» Task to complete: Sift the material for lines containing "Länsi", and return them.

____

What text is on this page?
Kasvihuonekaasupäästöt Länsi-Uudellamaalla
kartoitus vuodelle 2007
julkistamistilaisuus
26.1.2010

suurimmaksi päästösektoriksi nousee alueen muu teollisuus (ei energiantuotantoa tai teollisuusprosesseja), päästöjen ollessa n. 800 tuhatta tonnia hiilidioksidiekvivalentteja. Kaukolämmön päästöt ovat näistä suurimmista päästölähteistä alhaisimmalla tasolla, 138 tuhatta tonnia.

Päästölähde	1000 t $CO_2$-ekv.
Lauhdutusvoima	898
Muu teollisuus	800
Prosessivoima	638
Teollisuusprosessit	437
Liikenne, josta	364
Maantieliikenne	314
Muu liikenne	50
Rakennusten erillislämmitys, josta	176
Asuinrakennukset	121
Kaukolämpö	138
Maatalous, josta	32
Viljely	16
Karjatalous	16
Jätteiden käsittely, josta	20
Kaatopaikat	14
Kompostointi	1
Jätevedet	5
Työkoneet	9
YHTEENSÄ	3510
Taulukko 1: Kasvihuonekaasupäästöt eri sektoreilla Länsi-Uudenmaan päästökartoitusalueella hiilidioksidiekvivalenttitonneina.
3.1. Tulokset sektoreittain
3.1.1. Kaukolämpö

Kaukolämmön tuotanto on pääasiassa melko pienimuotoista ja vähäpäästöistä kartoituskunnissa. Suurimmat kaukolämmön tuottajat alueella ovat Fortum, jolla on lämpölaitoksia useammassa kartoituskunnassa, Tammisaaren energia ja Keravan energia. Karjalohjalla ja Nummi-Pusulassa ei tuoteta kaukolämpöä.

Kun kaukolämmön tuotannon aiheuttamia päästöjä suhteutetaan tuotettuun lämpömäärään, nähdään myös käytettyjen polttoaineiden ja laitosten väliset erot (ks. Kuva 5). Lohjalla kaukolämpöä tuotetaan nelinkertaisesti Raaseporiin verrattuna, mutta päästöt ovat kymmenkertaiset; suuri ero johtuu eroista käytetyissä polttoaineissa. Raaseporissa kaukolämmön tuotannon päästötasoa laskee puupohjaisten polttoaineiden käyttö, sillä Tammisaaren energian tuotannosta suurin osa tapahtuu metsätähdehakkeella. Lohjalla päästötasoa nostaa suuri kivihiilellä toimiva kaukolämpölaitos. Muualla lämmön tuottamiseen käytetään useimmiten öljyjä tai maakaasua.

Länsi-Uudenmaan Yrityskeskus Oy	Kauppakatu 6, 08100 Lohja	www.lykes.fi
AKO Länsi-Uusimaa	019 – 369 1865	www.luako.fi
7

____

» Answer to the exercise:
Kasvihuonekaasupäästöt Länsi-Uudellamaalla
Taulukko 1: Kasvihuonekaasupäästöt eri sektoreilla Länsi-Uudenmaan päästökartoitusalueella hiilidioksidiekvivalenttitonneina.
Länsi-Uudenmaan Yrityskeskus Oy	Kauppakatu 6, 08100 Lohja	www.lykes.fi
AKO Länsi-Uusimaa	019 – 369 1865	www.luako.fi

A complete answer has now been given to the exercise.